== TASK REQUIREMENTS ==
Could you write out the lines below, from the first one through the line that contains "svg-text:V1: V1 bbox=[66, 172, 80, 184]", including that line, with every character unchanged?

──────

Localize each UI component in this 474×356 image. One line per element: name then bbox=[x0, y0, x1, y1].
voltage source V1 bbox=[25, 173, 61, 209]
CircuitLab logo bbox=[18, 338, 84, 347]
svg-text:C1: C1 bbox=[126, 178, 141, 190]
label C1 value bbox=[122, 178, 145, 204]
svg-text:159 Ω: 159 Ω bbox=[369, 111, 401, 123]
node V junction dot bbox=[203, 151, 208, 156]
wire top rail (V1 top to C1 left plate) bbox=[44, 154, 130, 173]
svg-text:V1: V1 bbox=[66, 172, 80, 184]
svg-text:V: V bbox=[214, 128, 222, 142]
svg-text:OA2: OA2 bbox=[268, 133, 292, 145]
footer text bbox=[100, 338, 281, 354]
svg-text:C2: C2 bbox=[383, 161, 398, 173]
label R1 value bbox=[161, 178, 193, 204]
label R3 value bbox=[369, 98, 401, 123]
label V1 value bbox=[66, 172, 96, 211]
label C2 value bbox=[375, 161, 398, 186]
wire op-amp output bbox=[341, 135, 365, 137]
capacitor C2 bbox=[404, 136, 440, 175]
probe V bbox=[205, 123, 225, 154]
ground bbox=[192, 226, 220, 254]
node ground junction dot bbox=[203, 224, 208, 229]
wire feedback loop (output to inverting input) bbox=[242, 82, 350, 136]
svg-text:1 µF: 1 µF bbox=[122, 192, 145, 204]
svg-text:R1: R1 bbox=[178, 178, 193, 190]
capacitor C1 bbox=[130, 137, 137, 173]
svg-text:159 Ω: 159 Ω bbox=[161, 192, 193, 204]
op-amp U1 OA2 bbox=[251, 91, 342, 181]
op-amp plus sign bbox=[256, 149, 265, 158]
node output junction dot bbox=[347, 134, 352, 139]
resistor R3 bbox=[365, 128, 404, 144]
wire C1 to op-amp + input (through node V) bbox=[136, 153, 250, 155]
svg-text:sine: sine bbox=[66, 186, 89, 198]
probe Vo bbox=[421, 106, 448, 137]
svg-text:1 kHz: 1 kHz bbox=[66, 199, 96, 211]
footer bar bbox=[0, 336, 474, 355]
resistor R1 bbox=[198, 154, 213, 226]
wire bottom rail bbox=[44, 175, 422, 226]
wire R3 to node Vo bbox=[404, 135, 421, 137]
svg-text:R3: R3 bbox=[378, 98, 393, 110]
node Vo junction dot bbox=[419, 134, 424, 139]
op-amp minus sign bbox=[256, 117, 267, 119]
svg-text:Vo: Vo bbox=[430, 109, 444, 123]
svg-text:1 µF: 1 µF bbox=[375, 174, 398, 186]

──────

== RESULT OF THIS TASK ==
Localize each UI component in this 474×356 image. One line per element: name then bbox=[x0, y0, x1, y1].
voltage source V1 bbox=[25, 173, 61, 209]
CircuitLab logo bbox=[18, 338, 84, 347]
svg-text:C1: C1 bbox=[126, 178, 141, 190]
label C1 value bbox=[122, 178, 145, 204]
svg-text:159 Ω: 159 Ω bbox=[369, 111, 401, 123]
node V junction dot bbox=[203, 151, 208, 156]
wire top rail (V1 top to C1 left plate) bbox=[44, 154, 130, 173]
svg-text:V1: V1 bbox=[66, 172, 80, 184]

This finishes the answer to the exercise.